_Your task_
Extract the lines that hold the string "Novedades".

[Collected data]
============================================================

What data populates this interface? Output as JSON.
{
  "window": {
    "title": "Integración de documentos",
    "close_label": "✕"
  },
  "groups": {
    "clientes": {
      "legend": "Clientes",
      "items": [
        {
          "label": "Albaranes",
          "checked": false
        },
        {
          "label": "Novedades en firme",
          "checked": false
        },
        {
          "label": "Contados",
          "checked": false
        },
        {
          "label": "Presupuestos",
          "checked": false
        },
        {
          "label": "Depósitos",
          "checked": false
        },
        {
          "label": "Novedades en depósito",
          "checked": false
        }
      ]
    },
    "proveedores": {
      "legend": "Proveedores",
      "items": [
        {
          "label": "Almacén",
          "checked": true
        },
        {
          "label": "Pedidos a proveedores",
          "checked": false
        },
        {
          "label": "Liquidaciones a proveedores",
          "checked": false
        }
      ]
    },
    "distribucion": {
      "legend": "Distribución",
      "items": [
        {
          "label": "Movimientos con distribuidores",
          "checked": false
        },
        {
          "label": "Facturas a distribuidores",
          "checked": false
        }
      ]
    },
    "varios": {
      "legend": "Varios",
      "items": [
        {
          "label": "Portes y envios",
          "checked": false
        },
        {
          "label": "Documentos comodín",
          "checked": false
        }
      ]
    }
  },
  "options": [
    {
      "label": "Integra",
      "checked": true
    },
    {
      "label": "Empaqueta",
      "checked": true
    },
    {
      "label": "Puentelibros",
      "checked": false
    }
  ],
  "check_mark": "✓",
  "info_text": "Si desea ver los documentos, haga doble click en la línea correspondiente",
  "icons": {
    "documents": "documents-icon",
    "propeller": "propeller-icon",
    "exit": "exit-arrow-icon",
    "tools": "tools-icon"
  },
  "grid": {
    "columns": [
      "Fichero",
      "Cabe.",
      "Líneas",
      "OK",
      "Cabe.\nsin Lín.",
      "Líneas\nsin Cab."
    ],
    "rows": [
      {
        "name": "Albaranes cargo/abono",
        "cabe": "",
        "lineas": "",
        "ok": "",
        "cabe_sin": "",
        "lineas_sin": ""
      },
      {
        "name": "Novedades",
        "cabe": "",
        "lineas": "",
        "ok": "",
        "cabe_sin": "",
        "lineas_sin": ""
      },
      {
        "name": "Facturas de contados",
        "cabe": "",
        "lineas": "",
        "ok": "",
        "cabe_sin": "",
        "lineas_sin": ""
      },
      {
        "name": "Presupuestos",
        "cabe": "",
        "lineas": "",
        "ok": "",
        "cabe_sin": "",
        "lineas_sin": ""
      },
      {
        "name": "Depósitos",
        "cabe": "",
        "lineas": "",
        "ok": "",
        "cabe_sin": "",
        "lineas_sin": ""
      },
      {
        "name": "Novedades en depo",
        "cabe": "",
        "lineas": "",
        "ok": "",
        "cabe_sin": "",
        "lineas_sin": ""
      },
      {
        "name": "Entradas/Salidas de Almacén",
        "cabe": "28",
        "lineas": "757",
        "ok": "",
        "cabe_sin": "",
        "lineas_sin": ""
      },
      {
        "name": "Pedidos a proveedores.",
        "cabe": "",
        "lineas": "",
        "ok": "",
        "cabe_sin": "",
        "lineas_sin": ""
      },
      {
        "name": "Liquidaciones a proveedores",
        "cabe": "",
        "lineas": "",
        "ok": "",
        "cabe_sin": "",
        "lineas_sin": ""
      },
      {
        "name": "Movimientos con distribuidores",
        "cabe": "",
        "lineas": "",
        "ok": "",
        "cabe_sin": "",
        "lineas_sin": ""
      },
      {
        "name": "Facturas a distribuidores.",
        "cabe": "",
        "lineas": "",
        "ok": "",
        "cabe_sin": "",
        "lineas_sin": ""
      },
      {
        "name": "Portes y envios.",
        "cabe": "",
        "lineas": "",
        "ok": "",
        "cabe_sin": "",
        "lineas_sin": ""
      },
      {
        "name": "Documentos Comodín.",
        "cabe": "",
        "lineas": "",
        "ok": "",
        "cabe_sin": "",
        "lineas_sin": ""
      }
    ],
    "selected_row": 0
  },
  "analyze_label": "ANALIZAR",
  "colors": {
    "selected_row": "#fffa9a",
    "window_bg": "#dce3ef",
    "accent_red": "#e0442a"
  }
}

============================================================

_Result of the exercise_
          "label": "Novedades en firme",
          "label": "Novedades en depósito",
        "name": "Novedades",
        "name": "Novedades en depo",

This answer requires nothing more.